Task
Copy out all lines where "tienen" appears.

(Records from a data collection)
—————

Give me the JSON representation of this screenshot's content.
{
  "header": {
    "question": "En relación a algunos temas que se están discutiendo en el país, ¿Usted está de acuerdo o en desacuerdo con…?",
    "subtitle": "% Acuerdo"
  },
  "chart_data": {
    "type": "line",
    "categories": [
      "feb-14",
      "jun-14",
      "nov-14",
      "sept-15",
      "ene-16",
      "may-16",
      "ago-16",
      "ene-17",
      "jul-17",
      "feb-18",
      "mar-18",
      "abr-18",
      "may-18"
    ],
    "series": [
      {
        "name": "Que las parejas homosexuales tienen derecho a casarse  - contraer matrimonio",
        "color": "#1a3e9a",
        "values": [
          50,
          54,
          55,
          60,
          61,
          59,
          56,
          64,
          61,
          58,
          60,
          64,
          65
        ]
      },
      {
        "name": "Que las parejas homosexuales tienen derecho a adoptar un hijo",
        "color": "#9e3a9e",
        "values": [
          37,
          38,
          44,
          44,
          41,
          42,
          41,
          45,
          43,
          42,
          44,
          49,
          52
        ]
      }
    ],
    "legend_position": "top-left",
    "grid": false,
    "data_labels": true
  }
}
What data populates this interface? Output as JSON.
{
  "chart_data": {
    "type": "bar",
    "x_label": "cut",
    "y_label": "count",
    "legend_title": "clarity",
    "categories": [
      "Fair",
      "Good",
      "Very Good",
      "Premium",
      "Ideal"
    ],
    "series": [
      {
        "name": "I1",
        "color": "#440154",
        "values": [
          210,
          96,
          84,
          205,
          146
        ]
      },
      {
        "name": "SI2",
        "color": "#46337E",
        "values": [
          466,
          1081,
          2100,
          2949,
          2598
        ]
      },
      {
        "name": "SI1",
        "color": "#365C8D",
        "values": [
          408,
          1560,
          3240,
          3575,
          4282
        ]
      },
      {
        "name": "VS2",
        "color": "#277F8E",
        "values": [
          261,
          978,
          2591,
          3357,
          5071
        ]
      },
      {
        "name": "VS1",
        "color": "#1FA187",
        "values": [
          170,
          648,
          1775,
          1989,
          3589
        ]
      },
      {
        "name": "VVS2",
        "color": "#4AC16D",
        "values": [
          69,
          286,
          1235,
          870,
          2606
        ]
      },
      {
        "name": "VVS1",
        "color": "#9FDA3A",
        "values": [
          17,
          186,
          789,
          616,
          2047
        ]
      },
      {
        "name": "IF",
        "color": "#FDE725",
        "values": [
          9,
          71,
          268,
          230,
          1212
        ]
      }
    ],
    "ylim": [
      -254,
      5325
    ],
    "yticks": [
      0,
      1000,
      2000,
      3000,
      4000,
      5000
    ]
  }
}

—————

Exercise output
        "name": "Que las parejas homosexuales tienen derecho a casarse  - contraer matrimonio",
        "name": "Que las parejas homosexuales tienen derecho a adoptar un hijo",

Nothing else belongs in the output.